YOUR OBJECTIVE: Among the entries below, find the lines with the word "band" and return them.

━━━ DATA PROVIDED

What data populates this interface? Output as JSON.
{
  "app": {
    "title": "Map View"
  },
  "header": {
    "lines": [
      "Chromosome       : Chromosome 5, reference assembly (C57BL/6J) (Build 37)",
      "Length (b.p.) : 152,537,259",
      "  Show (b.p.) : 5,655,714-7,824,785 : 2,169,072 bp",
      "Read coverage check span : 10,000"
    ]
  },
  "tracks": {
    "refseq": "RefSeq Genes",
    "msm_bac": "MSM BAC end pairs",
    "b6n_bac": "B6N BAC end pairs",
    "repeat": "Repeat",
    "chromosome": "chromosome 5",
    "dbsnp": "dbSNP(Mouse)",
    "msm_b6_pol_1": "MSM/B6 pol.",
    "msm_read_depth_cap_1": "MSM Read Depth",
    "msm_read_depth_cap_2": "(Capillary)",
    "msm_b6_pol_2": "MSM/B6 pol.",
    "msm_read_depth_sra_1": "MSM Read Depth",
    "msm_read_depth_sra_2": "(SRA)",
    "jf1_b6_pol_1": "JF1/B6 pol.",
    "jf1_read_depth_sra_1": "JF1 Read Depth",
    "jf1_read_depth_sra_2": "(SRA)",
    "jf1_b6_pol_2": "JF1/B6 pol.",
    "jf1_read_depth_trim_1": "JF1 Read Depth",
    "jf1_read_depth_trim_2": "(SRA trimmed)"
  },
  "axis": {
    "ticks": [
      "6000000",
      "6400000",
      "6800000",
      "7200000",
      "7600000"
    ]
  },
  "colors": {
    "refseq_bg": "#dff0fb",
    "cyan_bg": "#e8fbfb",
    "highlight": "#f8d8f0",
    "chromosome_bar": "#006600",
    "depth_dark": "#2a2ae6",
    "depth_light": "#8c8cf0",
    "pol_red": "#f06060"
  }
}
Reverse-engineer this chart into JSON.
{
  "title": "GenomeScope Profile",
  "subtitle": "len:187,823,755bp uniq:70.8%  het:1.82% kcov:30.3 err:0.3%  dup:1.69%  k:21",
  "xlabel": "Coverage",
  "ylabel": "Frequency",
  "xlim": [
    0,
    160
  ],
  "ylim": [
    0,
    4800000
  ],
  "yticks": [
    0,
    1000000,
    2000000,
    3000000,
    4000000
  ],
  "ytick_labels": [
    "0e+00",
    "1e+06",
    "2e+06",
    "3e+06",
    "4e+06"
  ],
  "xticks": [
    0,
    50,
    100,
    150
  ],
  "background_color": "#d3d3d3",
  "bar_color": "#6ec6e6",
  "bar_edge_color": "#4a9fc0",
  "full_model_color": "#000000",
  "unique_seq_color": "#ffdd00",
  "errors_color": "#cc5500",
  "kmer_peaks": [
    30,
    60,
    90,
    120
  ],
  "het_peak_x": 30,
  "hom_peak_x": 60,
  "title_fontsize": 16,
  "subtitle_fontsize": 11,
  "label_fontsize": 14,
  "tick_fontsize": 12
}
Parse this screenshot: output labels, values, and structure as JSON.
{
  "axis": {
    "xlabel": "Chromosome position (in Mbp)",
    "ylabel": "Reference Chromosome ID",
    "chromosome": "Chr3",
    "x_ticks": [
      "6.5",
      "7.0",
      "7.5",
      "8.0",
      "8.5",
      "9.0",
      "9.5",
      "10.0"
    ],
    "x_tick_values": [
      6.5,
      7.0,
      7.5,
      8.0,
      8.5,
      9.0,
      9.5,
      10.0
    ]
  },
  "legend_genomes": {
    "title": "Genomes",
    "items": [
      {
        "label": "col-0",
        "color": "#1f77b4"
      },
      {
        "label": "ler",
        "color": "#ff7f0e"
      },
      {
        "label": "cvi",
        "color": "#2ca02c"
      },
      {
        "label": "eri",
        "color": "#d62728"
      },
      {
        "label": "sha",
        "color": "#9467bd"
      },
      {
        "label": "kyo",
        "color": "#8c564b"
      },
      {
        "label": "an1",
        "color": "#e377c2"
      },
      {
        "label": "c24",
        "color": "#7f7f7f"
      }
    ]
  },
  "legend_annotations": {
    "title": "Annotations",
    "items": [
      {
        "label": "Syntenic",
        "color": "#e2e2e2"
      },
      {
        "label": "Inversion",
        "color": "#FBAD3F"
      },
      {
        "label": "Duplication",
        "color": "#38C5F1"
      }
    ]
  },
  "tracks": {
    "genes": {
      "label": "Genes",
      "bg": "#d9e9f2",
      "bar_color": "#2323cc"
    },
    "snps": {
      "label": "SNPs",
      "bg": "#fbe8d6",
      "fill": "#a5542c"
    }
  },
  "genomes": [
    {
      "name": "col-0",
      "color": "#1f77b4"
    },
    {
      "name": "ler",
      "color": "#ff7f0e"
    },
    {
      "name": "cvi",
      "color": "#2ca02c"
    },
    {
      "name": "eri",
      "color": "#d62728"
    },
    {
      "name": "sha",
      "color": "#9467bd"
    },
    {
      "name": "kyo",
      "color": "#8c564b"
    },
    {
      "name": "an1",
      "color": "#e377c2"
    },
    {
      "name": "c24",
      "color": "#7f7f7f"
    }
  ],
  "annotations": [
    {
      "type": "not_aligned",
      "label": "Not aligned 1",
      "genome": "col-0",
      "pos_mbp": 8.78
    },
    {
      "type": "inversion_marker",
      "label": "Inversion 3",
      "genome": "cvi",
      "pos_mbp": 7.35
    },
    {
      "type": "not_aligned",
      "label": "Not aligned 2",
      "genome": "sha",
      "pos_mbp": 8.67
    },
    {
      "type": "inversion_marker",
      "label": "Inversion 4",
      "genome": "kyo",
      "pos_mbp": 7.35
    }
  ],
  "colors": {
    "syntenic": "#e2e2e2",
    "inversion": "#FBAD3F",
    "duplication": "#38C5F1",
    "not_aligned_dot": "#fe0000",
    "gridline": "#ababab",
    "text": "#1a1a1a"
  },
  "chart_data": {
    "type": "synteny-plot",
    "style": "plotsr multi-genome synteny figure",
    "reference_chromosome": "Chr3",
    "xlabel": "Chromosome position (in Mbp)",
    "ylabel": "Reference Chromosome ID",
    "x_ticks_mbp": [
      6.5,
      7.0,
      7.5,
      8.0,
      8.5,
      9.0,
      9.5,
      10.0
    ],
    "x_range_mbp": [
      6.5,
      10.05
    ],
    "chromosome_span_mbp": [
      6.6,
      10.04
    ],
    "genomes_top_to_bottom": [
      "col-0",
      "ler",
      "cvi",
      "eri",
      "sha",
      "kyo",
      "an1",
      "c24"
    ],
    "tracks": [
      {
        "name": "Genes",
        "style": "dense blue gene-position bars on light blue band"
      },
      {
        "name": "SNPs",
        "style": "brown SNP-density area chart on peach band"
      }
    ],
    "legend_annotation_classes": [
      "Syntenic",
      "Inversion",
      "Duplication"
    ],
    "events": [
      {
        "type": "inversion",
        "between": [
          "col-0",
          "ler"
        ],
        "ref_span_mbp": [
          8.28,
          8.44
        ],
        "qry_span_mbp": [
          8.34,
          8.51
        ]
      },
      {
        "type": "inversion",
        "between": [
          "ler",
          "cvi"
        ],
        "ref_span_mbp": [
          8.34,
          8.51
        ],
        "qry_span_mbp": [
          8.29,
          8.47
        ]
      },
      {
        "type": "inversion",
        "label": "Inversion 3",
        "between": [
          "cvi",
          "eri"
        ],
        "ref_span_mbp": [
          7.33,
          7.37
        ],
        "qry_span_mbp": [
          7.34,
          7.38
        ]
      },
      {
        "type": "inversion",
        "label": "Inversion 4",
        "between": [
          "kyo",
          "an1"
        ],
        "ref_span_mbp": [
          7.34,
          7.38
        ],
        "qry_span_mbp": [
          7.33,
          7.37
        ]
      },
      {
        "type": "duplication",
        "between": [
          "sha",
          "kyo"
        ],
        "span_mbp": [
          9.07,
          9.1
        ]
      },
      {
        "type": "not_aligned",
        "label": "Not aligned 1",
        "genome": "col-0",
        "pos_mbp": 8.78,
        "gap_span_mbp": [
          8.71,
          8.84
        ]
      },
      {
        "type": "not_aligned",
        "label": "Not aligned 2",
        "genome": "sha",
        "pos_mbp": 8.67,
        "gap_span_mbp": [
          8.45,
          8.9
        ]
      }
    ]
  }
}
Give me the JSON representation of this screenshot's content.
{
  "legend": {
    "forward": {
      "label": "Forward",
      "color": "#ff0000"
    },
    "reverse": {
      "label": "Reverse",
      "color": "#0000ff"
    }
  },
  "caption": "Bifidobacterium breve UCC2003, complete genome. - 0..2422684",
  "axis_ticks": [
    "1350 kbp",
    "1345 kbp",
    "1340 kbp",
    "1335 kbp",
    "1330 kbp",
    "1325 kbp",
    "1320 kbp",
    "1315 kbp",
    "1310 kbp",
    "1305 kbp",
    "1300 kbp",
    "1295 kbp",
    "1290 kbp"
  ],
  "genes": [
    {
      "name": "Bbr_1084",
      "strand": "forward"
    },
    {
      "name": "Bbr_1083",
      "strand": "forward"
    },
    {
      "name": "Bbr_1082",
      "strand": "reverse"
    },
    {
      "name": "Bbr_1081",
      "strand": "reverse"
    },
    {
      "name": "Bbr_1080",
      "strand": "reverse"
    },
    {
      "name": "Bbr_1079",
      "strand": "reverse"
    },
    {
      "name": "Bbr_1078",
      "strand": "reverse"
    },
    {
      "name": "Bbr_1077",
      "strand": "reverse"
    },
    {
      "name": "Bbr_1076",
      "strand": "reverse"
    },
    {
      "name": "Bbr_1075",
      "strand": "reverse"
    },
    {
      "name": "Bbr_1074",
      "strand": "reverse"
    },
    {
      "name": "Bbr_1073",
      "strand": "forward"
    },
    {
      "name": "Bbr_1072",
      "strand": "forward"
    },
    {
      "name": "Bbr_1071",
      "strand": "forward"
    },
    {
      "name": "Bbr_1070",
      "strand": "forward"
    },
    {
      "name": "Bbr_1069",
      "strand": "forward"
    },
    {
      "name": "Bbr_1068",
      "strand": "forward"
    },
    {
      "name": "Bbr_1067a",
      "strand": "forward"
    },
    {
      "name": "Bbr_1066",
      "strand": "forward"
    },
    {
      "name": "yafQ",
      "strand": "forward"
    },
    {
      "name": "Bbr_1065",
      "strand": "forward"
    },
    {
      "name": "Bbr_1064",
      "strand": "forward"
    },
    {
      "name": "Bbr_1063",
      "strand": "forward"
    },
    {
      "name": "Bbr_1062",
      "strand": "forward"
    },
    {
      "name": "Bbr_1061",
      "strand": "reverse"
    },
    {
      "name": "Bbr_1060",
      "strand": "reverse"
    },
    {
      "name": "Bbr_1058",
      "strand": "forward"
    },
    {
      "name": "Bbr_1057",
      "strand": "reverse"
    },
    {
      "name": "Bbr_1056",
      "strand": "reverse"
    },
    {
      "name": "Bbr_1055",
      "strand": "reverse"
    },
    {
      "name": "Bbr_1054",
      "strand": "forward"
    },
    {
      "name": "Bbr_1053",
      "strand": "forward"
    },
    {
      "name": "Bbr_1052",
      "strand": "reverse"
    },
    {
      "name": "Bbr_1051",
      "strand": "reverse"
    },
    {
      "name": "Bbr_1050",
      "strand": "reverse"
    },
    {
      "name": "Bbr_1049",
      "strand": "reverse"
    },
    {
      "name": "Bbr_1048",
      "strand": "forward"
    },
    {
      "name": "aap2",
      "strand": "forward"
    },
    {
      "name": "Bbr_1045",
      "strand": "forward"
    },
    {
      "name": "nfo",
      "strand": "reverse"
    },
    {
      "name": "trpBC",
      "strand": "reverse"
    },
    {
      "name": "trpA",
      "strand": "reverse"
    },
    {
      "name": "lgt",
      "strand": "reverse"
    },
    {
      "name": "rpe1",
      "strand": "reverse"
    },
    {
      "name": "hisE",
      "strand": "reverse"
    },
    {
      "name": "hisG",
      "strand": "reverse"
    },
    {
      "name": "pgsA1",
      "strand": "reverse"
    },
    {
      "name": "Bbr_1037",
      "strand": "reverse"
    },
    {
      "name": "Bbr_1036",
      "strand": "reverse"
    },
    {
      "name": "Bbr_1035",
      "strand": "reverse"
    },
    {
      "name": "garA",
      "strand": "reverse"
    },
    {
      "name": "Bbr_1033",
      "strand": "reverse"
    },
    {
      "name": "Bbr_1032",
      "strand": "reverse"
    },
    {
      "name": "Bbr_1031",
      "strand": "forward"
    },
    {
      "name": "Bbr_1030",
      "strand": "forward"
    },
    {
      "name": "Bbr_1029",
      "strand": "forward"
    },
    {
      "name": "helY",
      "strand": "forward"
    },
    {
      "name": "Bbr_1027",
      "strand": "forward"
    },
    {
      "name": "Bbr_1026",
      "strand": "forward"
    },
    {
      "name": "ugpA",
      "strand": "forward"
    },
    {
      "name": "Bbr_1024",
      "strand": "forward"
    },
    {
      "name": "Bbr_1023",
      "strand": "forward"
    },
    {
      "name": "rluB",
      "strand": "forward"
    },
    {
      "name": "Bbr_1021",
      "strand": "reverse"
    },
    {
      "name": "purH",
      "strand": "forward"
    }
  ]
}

━━━━━━

SOLUTION TO THIS TASK:
        "style": "dense blue gene-position bars on light blue band"
        "style": "brown SNP-density area chart on peach band"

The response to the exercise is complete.